WORK TO COMPLETE:
Skip all pictures, then print the remaining material exactly.

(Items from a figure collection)
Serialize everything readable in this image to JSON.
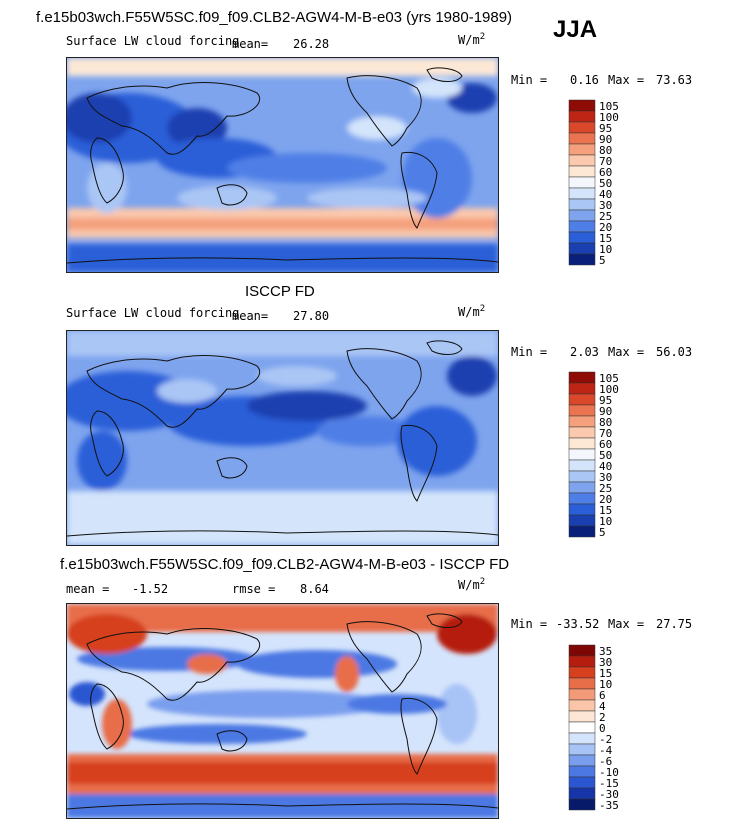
{
  "season": "JJA",
  "colors": {
    "levels_blue_red": [
      "#0a1f7a",
      "#1a3fb0",
      "#2a5fd8",
      "#4f7fe6",
      "#7ea4ee",
      "#aac6f5",
      "#d3e4fb",
      "#f3f7fd",
      "#fde8d6",
      "#fbc9ad",
      "#f4a07d",
      "#ea744f",
      "#d9482b",
      "#bf2515",
      "#8e0c05"
    ],
    "diff": [
      "#071a6a",
      "#1535a8",
      "#2a56d2",
      "#4c78e3",
      "#7a9eee",
      "#a8c3f6",
      "#d4e4fc",
      "#ffffff",
      "#fde6d6",
      "#fbc5aa",
      "#f39b78",
      "#e86d49",
      "#d6401f",
      "#b51d0e",
      "#7e0705"
    ]
  },
  "panels": [
    {
      "title": "f.e15b03wch.F55W5SC.f09_f09.CLB2-AGW4-M-B-e03 (yrs 1980-1989)",
      "subtitle": "Surface LW cloud forcing",
      "mean_label": "mean=",
      "mean": "26.28",
      "unit": "W/m",
      "unit_sup": "2",
      "min_label": "Min =",
      "min": "0.16",
      "max_label": "Max =",
      "max": "73.63",
      "colorbar": [
        "105",
        "100",
        "95",
        "90",
        "80",
        "70",
        "60",
        "50",
        "40",
        "30",
        "25",
        "20",
        "15",
        "10",
        "5"
      ]
    },
    {
      "title": "ISCCP FD",
      "subtitle": "Surface LW cloud forcing",
      "mean_label": "mean=",
      "mean": "27.80",
      "unit": "W/m",
      "unit_sup": "2",
      "min_label": "Min =",
      "min": "2.03",
      "max_label": "Max =",
      "max": "56.03",
      "colorbar": [
        "105",
        "100",
        "95",
        "90",
        "80",
        "70",
        "60",
        "50",
        "40",
        "30",
        "25",
        "20",
        "15",
        "10",
        "5"
      ]
    },
    {
      "title": "f.e15b03wch.F55W5SC.f09_f09.CLB2-AGW4-M-B-e03 - ISCCP FD",
      "mean_label": "mean =",
      "mean": "-1.52",
      "rmse_label": "rmse =",
      "rmse": "8.64",
      "unit": "W/m",
      "unit_sup": "2",
      "min_label": "Min =",
      "min": "-33.52",
      "max_label": "Max =",
      "max": "27.75",
      "colorbar": [
        "35",
        "30",
        "15",
        "10",
        "6",
        "4",
        "2",
        "0",
        "-2",
        "-4",
        "-6",
        "-10",
        "-15",
        "-30",
        "-35"
      ]
    }
  ],
  "chart_data": [
    {
      "type": "heatmap",
      "title": "f.e15b03wch.F55W5SC.f09_f09.CLB2-AGW4-M-B-e03 (yrs 1980-1989)",
      "subtitle": "Surface LW cloud forcing",
      "mean": 26.28,
      "min": 0.16,
      "max": 73.63,
      "levels": [
        5,
        10,
        15,
        20,
        25,
        30,
        40,
        50,
        60,
        70,
        80,
        90,
        95,
        100,
        105
      ]
    },
    {
      "type": "heatmap",
      "title": "ISCCP FD",
      "subtitle": "Surface LW cloud forcing",
      "mean": 27.8,
      "min": 2.03,
      "max": 56.03,
      "levels": [
        5,
        10,
        15,
        20,
        25,
        30,
        40,
        50,
        60,
        70,
        80,
        90,
        95,
        100,
        105
      ]
    },
    {
      "type": "heatmap",
      "title": "f.e15b03wch.F55W5SC.f09_f09.CLB2-AGW4-M-B-e03 - ISCCP FD",
      "mean": -1.52,
      "rmse": 8.64,
      "min": -33.52,
      "max": 27.75,
      "levels": [
        -35,
        -30,
        -15,
        -10,
        -6,
        -4,
        -2,
        0,
        2,
        4,
        6,
        10,
        15,
        30,
        35
      ]
    }
  ]
}
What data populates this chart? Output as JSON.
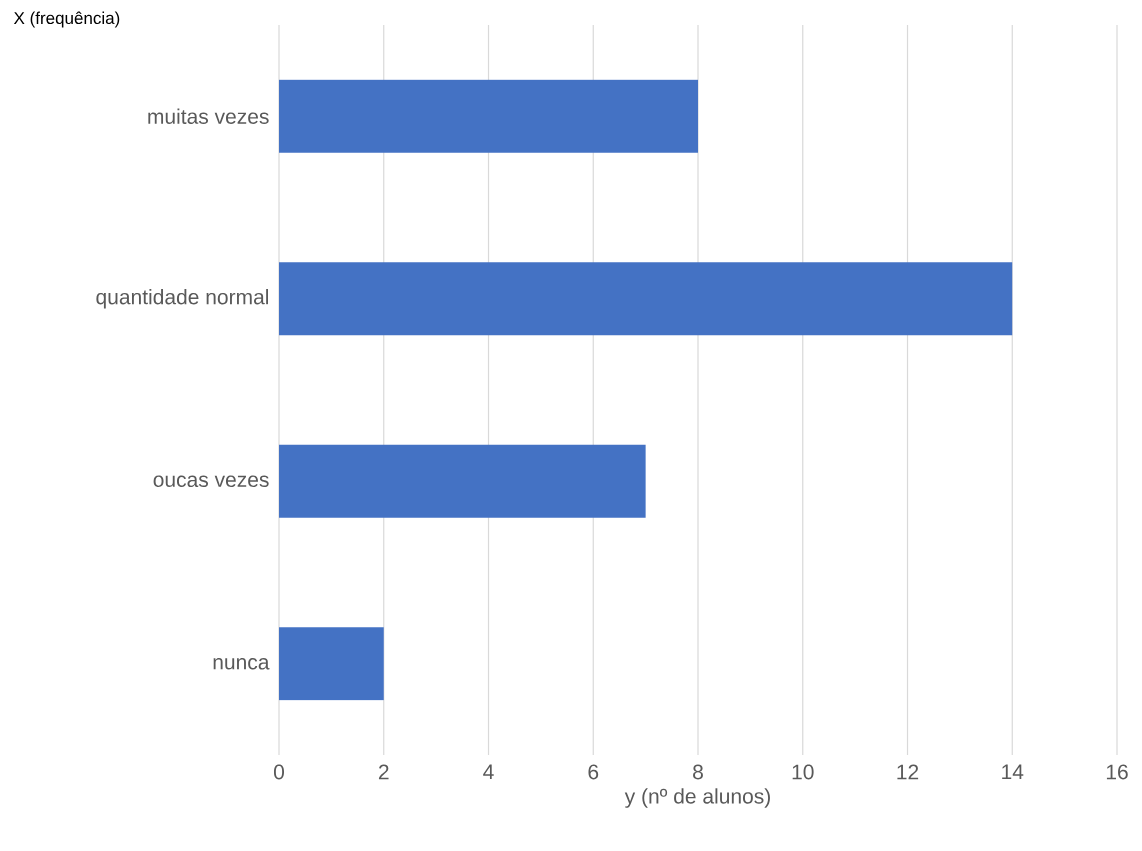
{
  "chart_data": {
    "type": "bar",
    "orientation": "horizontal",
    "ylabel": "X (frequência)",
    "xlabel": "y (nº de alunos)",
    "categories": [
      "muitas vezes",
      "quantidade normal",
      "oucas vezes",
      "nunca"
    ],
    "values": [
      8,
      14,
      7,
      2
    ],
    "color": "#4472c4",
    "xlim": [
      0,
      16
    ],
    "xticks": [
      0,
      2,
      4,
      6,
      8,
      10,
      12,
      14,
      16
    ],
    "grid": "x"
  }
}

RESPONSE FOR THIS EXERCISE:
Serialize everything readable in this image to JSON.
{
  "season": "JJA",
  "colors": {
    "levels_blue_red": [
      "#0a1f7a",
      "#1a3fb0",
      "#2a5fd8",
      "#4f7fe6",
      "#7ea4ee",
      "#aac6f5",
      "#d3e4fb",
      "#f3f7fd",
      "#fde8d6",
      "#fbc9ad",
      "#f4a07d",
      "#ea744f",
      "#d9482b",
      "#bf2515",
      "#8e0c05"
    ],
    "diff": [
      "#071a6a",
      "#1535a8",
      "#2a56d2",
      "#4c78e3",
      "#7a9eee",
      "#a8c3f6",
      "#d4e4fc",
      "#ffffff",
      "#fde6d6",
      "#fbc5aa",
      "#f39b78",
      "#e86d49",
      "#d6401f",
      "#b51d0e",
      "#7e0705"
    ]
  },
  "panels": [
    {
      "title": "f.e15b03wch.F55W5SC.f09_f09.CLB2-AGW4-M-B-e03 (yrs 1980-1989)",
      "subtitle": "Surface LW cloud forcing",
      "mean_label": "mean=",
      "mean": "26.28",
      "unit": "W/m",
      "unit_sup": "2",
      "min_label": "Min =",
      "min": "0.16",
      "max_label": "Max =",
      "max": "73.63",
      "colorbar": [
        "105",
        "100",
        "95",
        "90",
        "80",
        "70",
        "60",
        "50",
        "40",
        "30",
        "25",
        "20",
        "15",
        "10",
        "5"
      ]
    },
    {
      "title": "ISCCP FD",
      "subtitle": "Surface LW cloud forcing",
      "mean_label": "mean=",
      "mean": "27.80",
      "unit": "W/m",
      "unit_sup": "2",
      "min_label": "Min =",
      "min": "2.03",
      "max_label": "Max =",
      "max": "56.03",
      "colorbar": [
        "105",
        "100",
        "95",
        "90",
        "80",
        "70",
        "60",
        "50",
        "40",
        "30",
        "25",
        "20",
        "15",
        "10",
        "5"
      ]
    },
    {
      "title": "f.e15b03wch.F55W5SC.f09_f09.CLB2-AGW4-M-B-e03 - ISCCP FD",
      "mean_label": "mean =",
      "mean": "-1.52",
      "rmse_label": "rmse =",
      "rmse": "8.64",
      "unit": "W/m",
      "unit_sup": "2",
      "min_label": "Min =",
      "min": "-33.52",
      "max_label": "Max =",
      "max": "27.75",
      "colorbar": [
        "35",
        "30",
        "15",
        "10",
        "6",
        "4",
        "2",
        "0",
        "-2",
        "-4",
        "-6",
        "-10",
        "-15",
        "-30",
        "-35"
      ]
    }
  ],
  "chart_data": [
    {
      "type": "heatmap",
      "title": "f.e15b03wch.F55W5SC.f09_f09.CLB2-AGW4-M-B-e03 (yrs 1980-1989)",
      "subtitle": "Surface LW cloud forcing",
      "mean": 26.28,
      "min": 0.16,
      "max": 73.63,
      "levels": [
        5,
        10,
        15,
        20,
        25,
        30,
        40,
        50,
        60,
        70,
        80,
        90,
        95,
        100,
        105
      ]
    },
    {
      "type": "heatmap",
      "title": "ISCCP FD",
      "subtitle": "Surface LW cloud forcing",
      "mean": 27.8,
      "min": 2.03,
      "max": 56.03,
      "levels": [
        5,
        10,
        15,
        20,
        25,
        30,
        40,
        50,
        60,
        70,
        80,
        90,
        95,
        100,
        105
      ]
    },
    {
      "type": "heatmap",
      "title": "f.e15b03wch.F55W5SC.f09_f09.CLB2-AGW4-M-B-e03 - ISCCP FD",
      "mean": -1.52,
      "rmse": 8.64,
      "min": -33.52,
      "max": 27.75,
      "levels": [
        -35,
        -30,
        -15,
        -10,
        -6,
        -4,
        -2,
        0,
        2,
        4,
        6,
        10,
        15,
        30,
        35
      ]
    }
  ]
}
What data populates this chart? Output as JSON.
{
  "chart_data": {
    "type": "bar",
    "orientation": "horizontal",
    "ylabel": "X (frequência)",
    "xlabel": "y (nº de alunos)",
    "categories": [
      "muitas vezes",
      "quantidade normal",
      "oucas vezes",
      "nunca"
    ],
    "values": [
      8,
      14,
      7,
      2
    ],
    "color": "#4472c4",
    "xlim": [
      0,
      16
    ],
    "xticks": [
      0,
      2,
      4,
      6,
      8,
      10,
      12,
      14,
      16
    ],
    "grid": "x"
  }
}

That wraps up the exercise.